Lübnanlıları özellikle rahatsız eden ve geniş çapta yayılmasına neden olan şeylerden biri, Ori Tsafon hareketinin internet sitesiydi. Bu isim, aslında bir Tevrat ayetinden alınmış olup kelime anlamıyla “Uyan ey kuzey,” demektir. Hareketin internet sitesinde, güney Lübnan’da İsrail yerleşimleri kurmayı hedefleyen bir plan yer alıyordu. Sitede, Lübnan’ın güneyini kapsayan bir harita, köy isimlerinin İbraniceye göre değiştirilmiş halleriyle sunulmuştu. Ayrıca, Lübnan’da inşa edileceği iddia edilen evlerin fotoğrafları ve satışa sunulan mülkler sergileniyordu. Hareketin kurucularından biri olan Eliahu Ben Aşer, “Güney Lübnan denilen yer aslında basit anlamda Celile’nin kuzeyidir,” şeklinde bir iddiada bulundu. Hareket, işgalci İsrail ordusunda görev yapmış ve hayali Lübnan’da yerleşimci olmak olan bir asker tarafından kurulmuştu. Fakat bu asker, Gazze’de işgalci askerlerin mezarına gömülmeden önce öldürülmüştü.

+--

**Verilen görev A:**
Ori Tsafon hareketini anlatan metni baştan sona hiçbir değişiklik yapmadan yeniden yazın.

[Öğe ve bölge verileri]
+--

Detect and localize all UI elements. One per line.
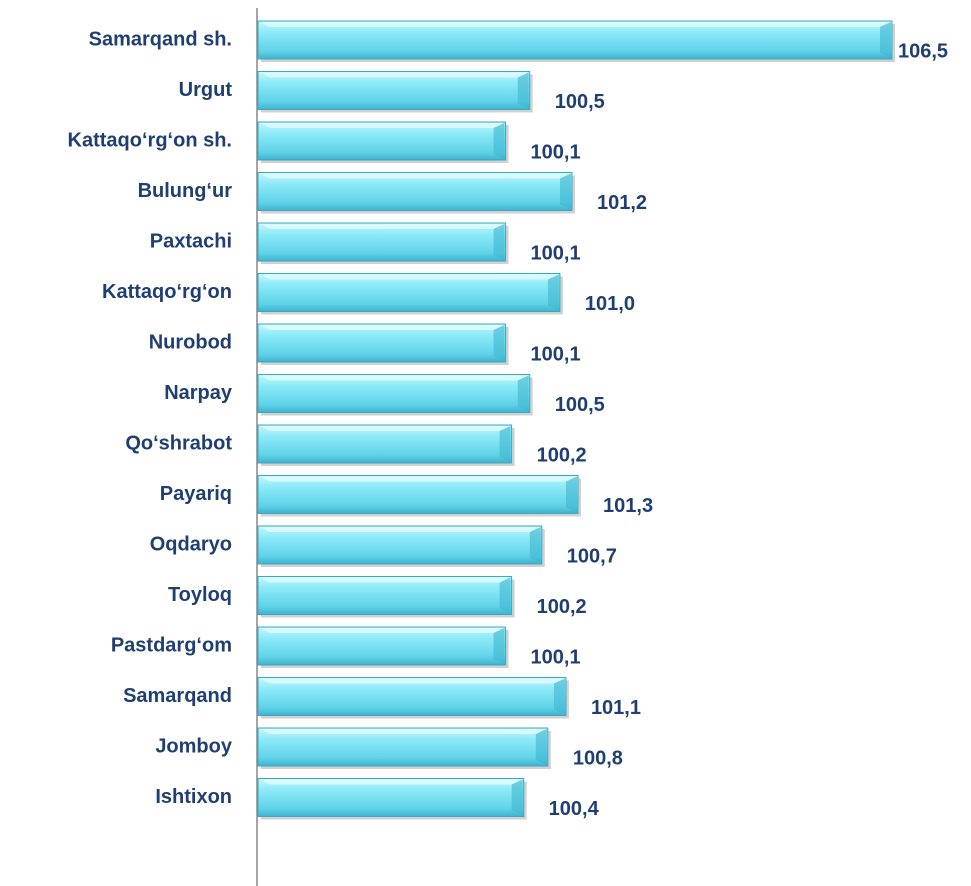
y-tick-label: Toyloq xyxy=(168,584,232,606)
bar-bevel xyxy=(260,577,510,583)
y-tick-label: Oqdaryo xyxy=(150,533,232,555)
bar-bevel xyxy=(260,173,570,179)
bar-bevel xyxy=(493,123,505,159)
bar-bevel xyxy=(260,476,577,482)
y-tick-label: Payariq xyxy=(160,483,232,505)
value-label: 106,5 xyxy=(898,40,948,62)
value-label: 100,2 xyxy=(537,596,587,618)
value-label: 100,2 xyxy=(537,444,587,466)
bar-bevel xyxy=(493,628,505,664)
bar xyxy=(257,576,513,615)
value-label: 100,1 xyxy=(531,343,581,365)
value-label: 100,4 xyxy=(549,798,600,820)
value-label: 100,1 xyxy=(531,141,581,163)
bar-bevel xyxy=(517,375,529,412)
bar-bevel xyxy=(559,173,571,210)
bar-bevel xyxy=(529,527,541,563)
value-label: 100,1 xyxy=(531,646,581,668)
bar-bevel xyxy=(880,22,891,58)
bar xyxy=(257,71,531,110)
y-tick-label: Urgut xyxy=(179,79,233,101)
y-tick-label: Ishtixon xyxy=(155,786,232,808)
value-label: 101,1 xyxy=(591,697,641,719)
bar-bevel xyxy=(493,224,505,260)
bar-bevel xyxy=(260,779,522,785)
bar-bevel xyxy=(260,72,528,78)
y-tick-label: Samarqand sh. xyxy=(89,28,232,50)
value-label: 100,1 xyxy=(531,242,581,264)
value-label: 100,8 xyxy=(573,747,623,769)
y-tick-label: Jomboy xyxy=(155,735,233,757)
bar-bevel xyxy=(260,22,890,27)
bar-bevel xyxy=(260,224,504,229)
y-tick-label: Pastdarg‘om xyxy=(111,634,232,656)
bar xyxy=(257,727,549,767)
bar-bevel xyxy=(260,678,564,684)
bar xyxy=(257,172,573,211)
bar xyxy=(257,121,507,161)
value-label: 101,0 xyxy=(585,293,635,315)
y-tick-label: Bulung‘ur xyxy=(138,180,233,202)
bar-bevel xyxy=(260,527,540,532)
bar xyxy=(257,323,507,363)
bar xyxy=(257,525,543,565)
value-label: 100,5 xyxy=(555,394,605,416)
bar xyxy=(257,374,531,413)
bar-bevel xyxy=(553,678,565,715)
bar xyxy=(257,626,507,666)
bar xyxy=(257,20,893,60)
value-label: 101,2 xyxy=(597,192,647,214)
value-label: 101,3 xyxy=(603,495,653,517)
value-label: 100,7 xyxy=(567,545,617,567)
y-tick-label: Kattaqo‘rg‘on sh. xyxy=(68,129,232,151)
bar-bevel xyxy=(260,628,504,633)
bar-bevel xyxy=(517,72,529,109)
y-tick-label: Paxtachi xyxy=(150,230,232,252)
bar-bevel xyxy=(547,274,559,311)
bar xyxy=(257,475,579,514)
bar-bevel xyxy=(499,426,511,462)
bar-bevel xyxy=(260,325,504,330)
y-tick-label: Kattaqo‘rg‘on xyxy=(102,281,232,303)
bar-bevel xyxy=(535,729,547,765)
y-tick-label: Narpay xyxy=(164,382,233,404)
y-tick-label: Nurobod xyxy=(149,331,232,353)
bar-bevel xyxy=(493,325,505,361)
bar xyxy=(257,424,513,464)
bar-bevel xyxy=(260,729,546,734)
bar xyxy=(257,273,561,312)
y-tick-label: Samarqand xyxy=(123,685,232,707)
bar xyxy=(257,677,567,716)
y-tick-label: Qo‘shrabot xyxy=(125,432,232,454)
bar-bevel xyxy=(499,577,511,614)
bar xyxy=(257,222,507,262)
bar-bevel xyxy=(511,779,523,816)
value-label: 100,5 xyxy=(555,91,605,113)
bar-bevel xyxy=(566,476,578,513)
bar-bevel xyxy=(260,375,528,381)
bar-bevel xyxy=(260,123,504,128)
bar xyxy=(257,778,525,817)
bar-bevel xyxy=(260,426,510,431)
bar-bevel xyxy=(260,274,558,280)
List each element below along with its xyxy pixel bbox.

+--

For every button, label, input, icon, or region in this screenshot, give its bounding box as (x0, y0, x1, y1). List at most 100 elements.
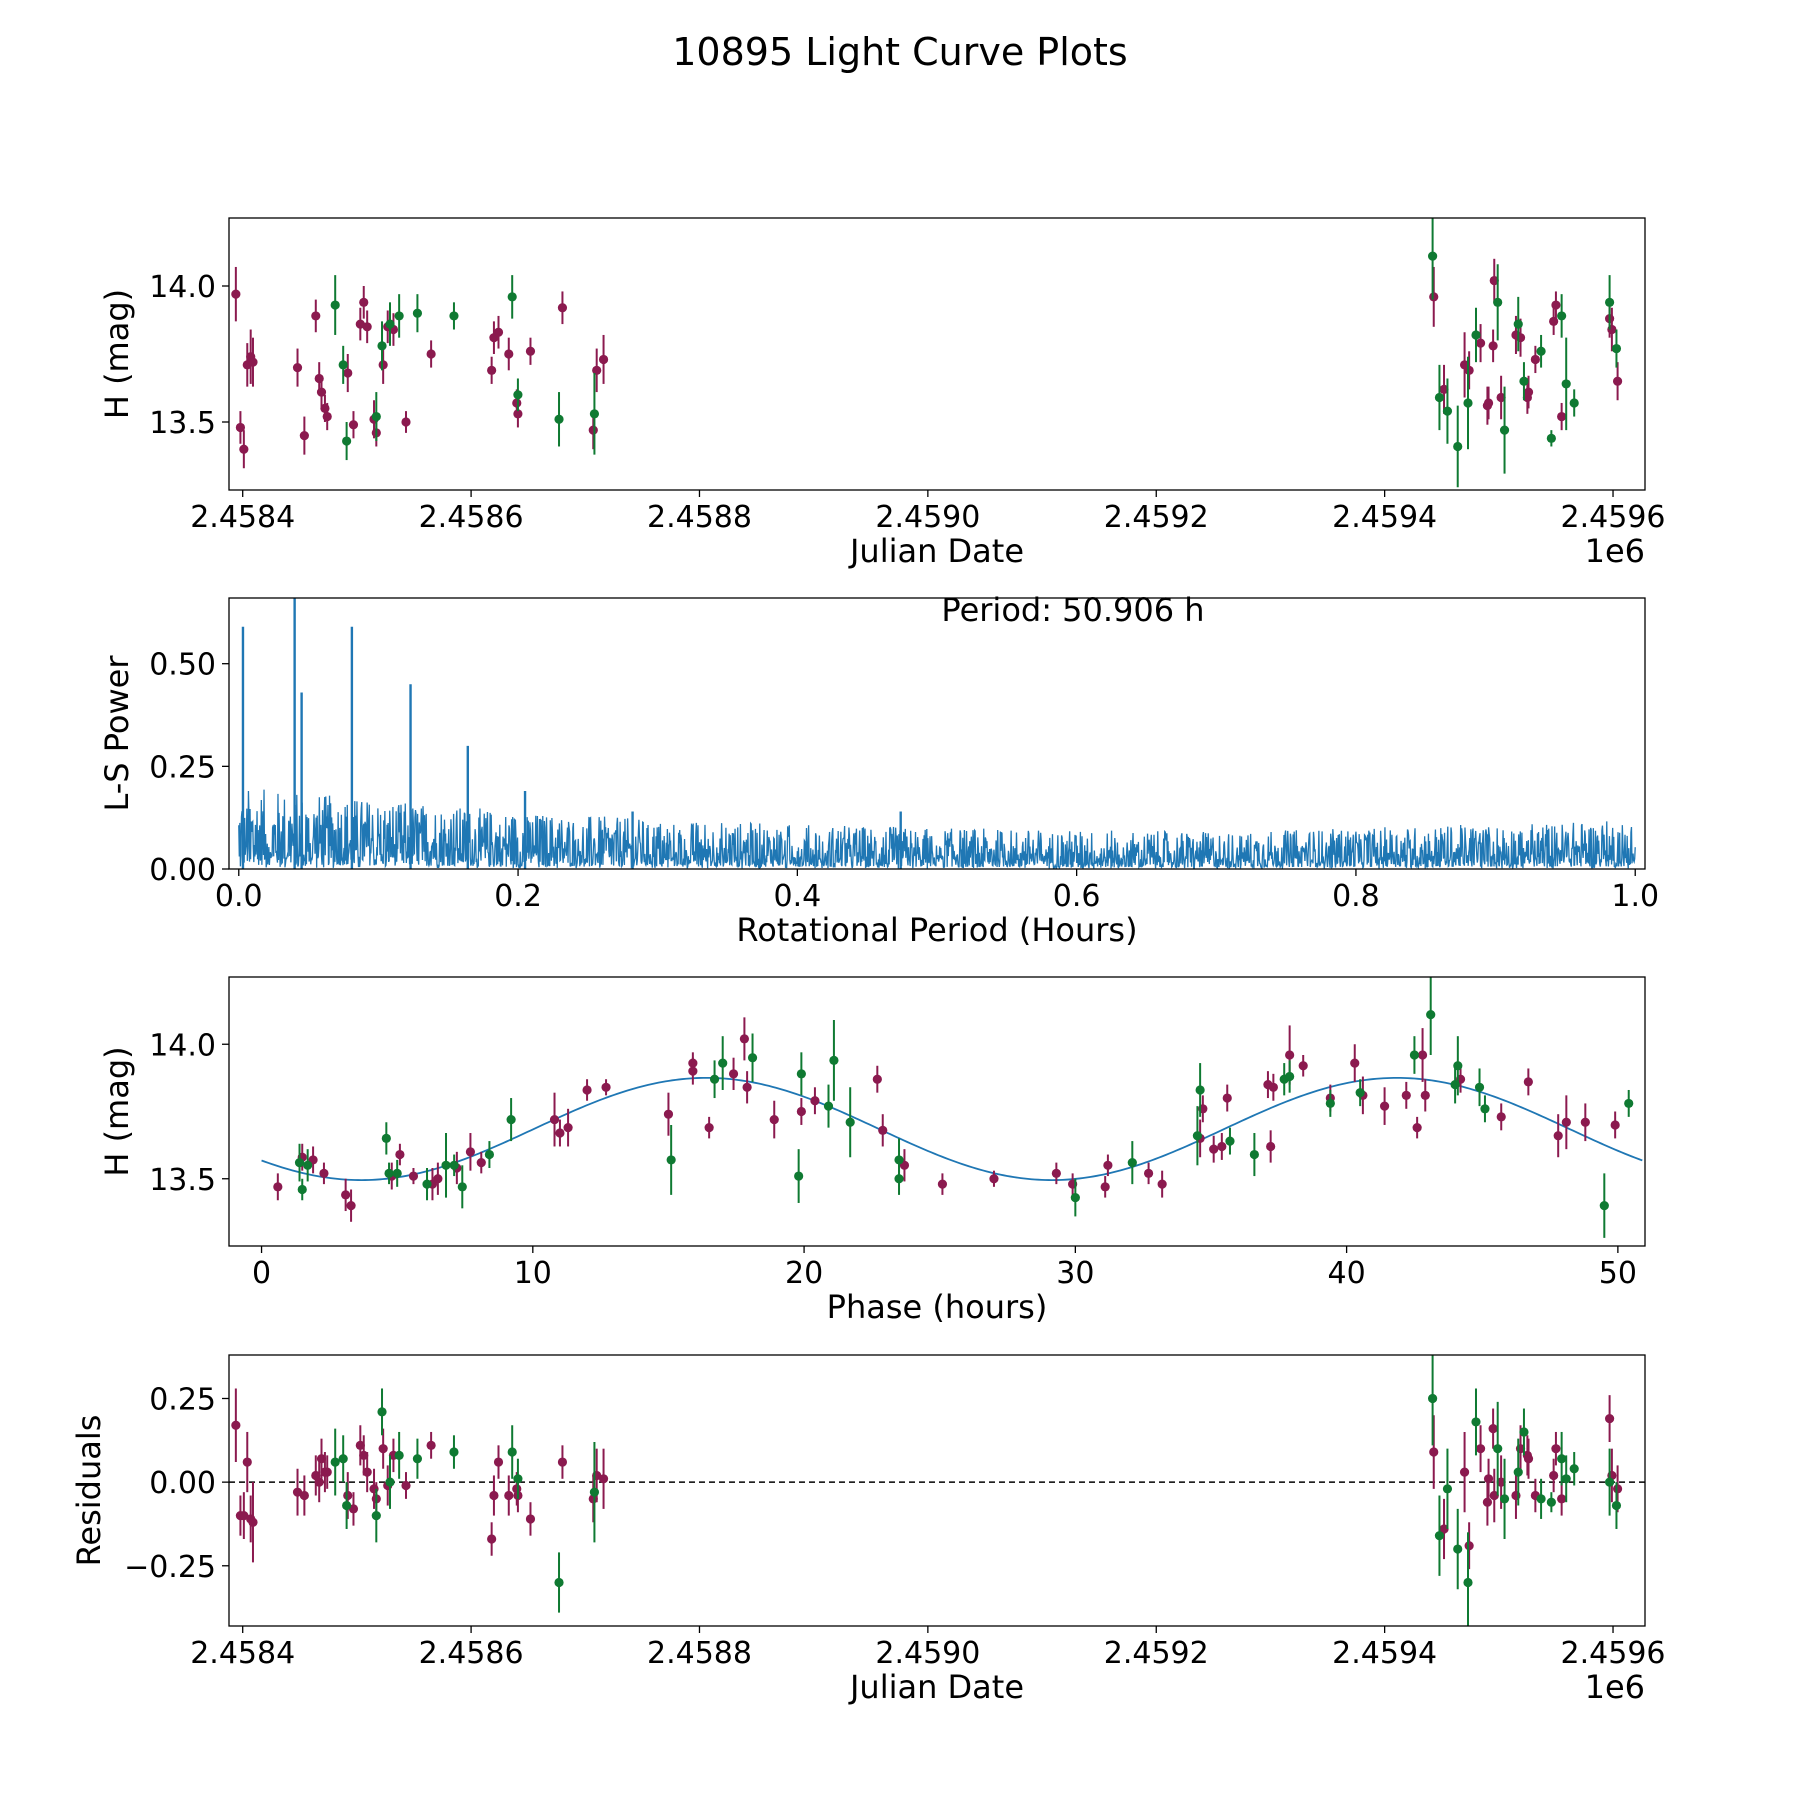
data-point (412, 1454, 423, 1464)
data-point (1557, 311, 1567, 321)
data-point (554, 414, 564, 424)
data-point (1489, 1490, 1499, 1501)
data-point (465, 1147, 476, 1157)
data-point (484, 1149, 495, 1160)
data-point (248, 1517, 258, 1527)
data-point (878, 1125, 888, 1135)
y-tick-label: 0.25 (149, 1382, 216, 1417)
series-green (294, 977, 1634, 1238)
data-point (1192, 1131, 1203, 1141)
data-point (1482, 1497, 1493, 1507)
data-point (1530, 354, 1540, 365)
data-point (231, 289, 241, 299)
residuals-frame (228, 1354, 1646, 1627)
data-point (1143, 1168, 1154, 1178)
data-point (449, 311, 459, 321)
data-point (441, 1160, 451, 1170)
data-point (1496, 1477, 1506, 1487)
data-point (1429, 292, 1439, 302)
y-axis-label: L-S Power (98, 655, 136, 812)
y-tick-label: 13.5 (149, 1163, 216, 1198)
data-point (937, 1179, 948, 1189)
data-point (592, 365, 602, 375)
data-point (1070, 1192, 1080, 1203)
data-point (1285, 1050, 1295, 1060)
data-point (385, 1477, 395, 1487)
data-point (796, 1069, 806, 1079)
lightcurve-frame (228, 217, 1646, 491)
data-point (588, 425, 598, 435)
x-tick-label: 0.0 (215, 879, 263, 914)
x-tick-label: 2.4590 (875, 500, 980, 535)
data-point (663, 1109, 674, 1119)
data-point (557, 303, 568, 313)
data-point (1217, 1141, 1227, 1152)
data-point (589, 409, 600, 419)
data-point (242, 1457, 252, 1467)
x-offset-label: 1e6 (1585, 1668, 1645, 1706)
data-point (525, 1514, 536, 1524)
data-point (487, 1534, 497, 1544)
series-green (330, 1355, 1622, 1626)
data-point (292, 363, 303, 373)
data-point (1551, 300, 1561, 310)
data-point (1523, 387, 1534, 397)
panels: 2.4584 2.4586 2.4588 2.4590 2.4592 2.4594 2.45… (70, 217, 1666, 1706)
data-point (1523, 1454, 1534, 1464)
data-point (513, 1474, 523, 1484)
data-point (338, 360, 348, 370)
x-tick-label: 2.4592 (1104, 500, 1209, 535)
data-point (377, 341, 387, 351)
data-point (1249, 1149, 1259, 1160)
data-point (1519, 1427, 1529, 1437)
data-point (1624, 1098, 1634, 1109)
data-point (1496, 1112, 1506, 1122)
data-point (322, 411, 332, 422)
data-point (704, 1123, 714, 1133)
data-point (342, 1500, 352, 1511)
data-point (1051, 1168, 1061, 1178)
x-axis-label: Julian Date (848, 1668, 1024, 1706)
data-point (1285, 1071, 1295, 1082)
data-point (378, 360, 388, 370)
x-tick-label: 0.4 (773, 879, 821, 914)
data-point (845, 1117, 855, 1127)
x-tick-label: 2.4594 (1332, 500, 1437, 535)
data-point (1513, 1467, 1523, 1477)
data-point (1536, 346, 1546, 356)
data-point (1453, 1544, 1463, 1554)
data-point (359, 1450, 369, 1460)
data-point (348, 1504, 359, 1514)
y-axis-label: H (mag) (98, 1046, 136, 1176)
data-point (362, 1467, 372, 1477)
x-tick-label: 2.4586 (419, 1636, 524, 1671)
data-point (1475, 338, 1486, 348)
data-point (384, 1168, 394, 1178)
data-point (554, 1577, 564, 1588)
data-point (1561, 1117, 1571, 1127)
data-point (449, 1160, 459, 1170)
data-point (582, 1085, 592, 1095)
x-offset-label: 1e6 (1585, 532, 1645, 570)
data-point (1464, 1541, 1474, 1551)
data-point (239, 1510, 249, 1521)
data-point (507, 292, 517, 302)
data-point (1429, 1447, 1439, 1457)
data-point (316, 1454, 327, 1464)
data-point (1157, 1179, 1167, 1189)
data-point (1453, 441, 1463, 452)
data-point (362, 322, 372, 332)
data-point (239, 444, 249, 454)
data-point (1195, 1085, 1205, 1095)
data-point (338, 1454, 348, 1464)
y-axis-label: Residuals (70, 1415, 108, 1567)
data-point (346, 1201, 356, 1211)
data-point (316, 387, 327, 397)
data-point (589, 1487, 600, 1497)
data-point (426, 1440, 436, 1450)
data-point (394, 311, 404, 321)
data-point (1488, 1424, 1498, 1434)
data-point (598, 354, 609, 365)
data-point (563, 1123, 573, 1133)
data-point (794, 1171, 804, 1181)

+--

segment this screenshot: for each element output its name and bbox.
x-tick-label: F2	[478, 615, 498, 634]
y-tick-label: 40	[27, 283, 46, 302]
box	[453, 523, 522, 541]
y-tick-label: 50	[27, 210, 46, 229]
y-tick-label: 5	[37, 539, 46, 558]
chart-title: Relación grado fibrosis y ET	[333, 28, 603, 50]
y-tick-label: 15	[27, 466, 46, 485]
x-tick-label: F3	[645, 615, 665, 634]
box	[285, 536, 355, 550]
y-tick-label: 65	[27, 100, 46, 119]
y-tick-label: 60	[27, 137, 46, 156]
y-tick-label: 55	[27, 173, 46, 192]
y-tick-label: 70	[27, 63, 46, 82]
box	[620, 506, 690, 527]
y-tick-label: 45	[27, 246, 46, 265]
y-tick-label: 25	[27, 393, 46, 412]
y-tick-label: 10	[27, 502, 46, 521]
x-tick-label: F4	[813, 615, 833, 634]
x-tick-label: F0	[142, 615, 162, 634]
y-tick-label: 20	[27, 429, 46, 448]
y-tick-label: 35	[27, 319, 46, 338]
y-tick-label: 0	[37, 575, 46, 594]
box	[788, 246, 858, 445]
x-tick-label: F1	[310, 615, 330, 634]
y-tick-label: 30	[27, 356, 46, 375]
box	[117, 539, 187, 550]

+--

**Verilen görev B:**
Listede "segment this screenshot: for" ifadesinin geçtiği satırdan "615, 330, 634]" ifadesinin geçtiği satıra kadar, bu satır da dahil, yalnızca bu satırları Sıra ve Satır sütunlarından oluşan bir Markdown tablosuna dökün. Boş satırları tabloya almayın.

**Yazılı yanıt A:**
Lübnanlıları özellikle rahatsız eden ve geniş çapta yayılmasına neden olan şeylerden biri, Ori Tsafon hareketinin internet sitesiydi. Bu isim, aslında bir Tevrat ayetinden alınmış olup kelime anlamıyla “Uyan ey kuzey,” demektir. Hareketin internet sitesinde, güney Lübnan’da İsrail yerleşimleri kurmayı hedefleyen bir plan yer alıyordu. Sitede, Lübnan’ın güneyini kapsayan bir harita, köy isimlerinin İbraniceye göre değiştirilmiş halleriyle sunulmuştu. Ayrıca, Lübnan’da inşa edileceği iddia edilen evlerin fotoğrafları ve satışa sunulan mülkler sergileniyordu. Hareketin kurucularından biri olan Eliahu Ben Aşer, “Güney Lübnan denilen yer aslında basit anlamda Celile’nin kuzeyidir,” şeklinde bir iddiada bulundu. Hareket, işgalci İsrail ordusunda görev yapmış ve hayali Lübnan’da yerleşimci olmak olan bir asker tarafından kurulmuştu. Fakat bu asker, Gazze’de işgalci askerlerin mezarına gömülmeden önce öldürülmüştü.

**Yazılı yanıt B:**
| Sıra | Satır |
|---|---|
| 1 | segment this screenshot: for each element output its name and bbox. |
| 2 | x-tick-label: F2	[478, 615, 498, 634] |
| 3 | y-tick-label: 40	[27, 283, 46, 302] |
| 4 | box	[453, 523, 522, 541] |
| 5 | y-tick-label: 50	[27, 210, 46, 229] |
| 6 | y-tick-label: 5	[37, 539, 46, 558] |
| 7 | chart-title: Relación grado fibrosis y ET	[333, 28, 603, 50] |
| 8 | y-tick-label: 15	[27, 466, 46, 485] |
| 9 | x-tick-label: F3	[645, 615, 665, 634] |
| 10 | box	[285, 536, 355, 550] |
| 11 | y-tick-label: 65	[27, 100, 46, 119] |
| 12 | y-tick-label: 60	[27, 137, 46, 156] |
| 13 | y-tick-label: 55	[27, 173, 46, 192] |
| 14 | y-tick-label: 70	[27, 63, 46, 82] |
| 15 | box	[620, 506, 690, 527] |
| 16 | y-tick-label: 45	[27, 246, 46, 265] |
| 17 | y-tick-label: 25	[27, 393, 46, 412] |
| 18 | y-tick-label: 10	[27, 502, 46, 521] |
| 19 | x-tick-label: F4	[813, 615, 833, 634] |
| 20 | x-tick-label: F0	[142, 615, 162, 634] |
| 21 | y-tick-label: 20	[27, 429, 46, 448] |
| 22 | y-tick-label: 35	[27, 319, 46, 338] |
| 23 | y-tick-label: 0	[37, 575, 46, 594] |
| 24 | box	[788, 246, 858, 445] |
| 25 | x-tick-label: F1	[310, 615, 330, 634] |